* **To be done**: Below are some records. Pull every line that contains the word "проводятся".

[Data records]
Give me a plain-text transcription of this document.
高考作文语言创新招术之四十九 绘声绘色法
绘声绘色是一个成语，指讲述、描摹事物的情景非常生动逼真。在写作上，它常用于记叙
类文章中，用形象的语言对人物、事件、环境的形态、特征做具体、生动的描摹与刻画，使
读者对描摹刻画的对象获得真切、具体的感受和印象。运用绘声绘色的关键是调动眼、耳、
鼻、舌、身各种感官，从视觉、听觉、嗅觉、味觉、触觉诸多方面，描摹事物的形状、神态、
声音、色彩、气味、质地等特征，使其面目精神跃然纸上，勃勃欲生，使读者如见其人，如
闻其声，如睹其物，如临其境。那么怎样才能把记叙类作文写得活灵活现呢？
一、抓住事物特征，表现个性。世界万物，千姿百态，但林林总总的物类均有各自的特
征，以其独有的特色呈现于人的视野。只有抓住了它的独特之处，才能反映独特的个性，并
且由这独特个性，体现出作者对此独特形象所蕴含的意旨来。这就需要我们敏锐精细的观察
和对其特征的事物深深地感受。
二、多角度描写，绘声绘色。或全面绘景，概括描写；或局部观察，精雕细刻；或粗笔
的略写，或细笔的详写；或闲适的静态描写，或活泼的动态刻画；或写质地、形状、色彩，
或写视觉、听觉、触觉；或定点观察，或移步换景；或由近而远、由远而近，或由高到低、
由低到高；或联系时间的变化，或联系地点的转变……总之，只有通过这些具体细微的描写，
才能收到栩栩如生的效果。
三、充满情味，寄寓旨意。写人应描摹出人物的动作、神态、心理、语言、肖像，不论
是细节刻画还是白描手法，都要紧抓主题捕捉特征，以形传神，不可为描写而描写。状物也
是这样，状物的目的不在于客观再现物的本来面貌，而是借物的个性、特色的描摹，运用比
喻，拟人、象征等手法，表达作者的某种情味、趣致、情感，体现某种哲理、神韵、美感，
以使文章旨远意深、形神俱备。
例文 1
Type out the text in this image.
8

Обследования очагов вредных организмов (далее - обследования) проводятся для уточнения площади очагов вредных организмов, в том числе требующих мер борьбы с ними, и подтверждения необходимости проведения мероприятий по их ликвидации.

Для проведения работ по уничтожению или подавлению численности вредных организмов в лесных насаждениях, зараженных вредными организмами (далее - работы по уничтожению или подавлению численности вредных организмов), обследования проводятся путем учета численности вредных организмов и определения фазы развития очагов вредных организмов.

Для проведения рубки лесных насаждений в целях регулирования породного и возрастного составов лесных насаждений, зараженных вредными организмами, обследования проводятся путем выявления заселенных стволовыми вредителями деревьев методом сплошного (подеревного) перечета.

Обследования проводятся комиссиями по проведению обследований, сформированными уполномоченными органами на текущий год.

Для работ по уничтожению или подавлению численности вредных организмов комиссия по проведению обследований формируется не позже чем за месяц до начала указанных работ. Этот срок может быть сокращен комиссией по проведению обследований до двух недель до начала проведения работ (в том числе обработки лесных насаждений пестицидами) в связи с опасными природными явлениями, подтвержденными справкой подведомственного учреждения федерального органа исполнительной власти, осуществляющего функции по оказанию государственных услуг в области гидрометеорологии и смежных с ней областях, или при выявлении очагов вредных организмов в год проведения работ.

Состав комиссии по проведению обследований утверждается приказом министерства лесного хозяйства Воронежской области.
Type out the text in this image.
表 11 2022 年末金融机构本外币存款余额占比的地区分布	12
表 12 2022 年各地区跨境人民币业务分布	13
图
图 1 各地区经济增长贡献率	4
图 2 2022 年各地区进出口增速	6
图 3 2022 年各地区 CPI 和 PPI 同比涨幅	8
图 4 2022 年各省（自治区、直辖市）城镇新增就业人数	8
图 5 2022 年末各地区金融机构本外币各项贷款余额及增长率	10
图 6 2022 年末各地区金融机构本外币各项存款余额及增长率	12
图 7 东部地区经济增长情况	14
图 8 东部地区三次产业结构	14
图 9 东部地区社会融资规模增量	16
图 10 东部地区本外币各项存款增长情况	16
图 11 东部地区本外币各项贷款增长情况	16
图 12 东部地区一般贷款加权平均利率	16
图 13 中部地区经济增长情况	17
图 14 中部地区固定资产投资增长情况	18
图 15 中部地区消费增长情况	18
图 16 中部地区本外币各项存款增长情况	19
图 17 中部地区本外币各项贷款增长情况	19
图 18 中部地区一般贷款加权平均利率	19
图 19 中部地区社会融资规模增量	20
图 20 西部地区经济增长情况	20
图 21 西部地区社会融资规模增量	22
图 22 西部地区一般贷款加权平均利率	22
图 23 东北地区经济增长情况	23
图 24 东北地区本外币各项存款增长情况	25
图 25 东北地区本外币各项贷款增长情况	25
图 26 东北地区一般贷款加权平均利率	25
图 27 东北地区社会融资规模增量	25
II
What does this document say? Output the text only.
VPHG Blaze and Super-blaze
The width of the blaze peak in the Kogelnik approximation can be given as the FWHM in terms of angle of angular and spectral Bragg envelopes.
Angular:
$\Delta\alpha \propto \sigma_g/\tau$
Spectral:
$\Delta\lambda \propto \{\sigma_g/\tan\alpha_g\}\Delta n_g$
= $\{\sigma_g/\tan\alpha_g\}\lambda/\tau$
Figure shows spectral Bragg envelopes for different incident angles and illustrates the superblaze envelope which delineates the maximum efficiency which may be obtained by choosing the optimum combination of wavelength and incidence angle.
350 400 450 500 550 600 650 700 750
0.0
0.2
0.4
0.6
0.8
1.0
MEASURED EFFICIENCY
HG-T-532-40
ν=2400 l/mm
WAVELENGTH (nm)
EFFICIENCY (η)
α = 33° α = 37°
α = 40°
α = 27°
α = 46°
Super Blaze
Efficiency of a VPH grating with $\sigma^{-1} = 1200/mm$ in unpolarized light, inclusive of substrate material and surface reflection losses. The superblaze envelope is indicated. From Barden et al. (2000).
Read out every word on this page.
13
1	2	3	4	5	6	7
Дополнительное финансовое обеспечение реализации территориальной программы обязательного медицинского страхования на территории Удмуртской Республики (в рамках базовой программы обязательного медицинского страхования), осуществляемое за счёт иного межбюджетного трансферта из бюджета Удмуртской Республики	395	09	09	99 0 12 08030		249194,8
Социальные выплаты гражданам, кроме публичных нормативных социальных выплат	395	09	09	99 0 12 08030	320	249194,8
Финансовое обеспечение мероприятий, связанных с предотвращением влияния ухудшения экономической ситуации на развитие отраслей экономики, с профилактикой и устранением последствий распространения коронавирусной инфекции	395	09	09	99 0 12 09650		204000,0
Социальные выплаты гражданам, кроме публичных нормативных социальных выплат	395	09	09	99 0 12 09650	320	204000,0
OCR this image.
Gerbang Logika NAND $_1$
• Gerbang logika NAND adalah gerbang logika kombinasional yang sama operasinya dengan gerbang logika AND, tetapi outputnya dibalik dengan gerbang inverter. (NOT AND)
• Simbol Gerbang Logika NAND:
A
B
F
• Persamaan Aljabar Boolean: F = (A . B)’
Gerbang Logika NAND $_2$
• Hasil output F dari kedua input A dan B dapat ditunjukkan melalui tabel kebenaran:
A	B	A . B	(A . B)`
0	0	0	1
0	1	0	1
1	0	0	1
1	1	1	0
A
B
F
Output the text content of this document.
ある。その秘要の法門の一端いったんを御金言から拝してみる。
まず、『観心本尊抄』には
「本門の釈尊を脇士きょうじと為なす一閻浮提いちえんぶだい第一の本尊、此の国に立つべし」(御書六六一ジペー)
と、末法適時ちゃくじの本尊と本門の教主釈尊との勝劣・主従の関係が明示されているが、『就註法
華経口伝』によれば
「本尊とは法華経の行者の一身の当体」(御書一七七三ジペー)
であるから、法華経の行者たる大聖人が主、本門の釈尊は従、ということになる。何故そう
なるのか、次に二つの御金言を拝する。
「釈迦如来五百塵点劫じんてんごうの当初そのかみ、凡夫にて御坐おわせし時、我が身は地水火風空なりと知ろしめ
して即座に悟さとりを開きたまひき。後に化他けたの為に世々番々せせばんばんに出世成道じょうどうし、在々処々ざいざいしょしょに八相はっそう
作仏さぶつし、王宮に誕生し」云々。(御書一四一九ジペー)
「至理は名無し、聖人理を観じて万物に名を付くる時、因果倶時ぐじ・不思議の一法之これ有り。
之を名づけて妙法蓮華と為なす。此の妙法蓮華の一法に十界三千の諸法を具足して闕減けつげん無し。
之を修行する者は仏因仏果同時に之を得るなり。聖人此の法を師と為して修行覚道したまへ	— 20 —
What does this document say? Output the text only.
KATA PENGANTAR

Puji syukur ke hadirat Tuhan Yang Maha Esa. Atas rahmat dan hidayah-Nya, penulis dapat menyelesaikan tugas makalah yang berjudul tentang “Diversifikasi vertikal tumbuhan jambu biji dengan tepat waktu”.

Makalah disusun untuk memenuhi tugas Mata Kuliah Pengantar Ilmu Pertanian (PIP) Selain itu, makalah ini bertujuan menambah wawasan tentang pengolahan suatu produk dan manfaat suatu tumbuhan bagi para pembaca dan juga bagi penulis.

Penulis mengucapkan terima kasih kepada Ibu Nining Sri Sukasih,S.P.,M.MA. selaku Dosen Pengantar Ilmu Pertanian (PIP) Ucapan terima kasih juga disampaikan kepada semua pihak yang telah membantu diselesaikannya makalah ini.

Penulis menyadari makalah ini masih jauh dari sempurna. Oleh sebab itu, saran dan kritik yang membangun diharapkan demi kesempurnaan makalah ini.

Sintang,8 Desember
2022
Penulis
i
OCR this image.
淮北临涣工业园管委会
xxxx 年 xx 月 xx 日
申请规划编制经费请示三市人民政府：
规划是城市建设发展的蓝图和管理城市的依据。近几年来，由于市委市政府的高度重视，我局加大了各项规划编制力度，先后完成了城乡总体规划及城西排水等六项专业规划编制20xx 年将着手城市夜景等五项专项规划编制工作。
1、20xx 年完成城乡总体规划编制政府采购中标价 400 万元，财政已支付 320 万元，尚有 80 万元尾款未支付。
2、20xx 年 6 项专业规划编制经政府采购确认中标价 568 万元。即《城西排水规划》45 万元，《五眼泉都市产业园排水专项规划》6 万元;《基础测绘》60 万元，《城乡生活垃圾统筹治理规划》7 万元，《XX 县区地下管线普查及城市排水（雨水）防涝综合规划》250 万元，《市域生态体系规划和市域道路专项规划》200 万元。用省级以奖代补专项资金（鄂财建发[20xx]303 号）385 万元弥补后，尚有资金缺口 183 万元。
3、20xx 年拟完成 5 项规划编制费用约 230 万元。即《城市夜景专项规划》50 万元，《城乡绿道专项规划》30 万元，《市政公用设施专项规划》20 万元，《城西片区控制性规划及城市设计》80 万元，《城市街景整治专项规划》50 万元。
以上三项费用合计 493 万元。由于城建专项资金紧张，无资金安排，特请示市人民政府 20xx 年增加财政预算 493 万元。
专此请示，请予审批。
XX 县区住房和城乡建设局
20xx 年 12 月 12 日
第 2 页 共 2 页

* **Solution to the problem**:
Обследования очагов вредных организмов (далее - обследования) проводятся для уточнения площади очагов вредных организмов, в том числе требующих мер борьбы с ними, и подтверждения необходимости проведения мероприятий по их ликвидации.
Для проведения работ по уничтожению или подавлению численности вредных организмов в лесных насаждениях, зараженных вредными организмами (далее - работы по уничтожению или подавлению численности вредных организмов), обследования проводятся путем учета численности вредных организмов и определения фазы развития очагов вредных организмов.
Для проведения рубки лесных насаждений в целях регулирования породного и возрастного составов лесных насаждений, зараженных вредными организмами, обследования проводятся путем выявления заселенных стволовыми вредителями деревьев методом сплошного (подеревного) перечета.
Обследования проводятся комиссиями по проведению обследований, сформированными уполномоченными органами на текущий год.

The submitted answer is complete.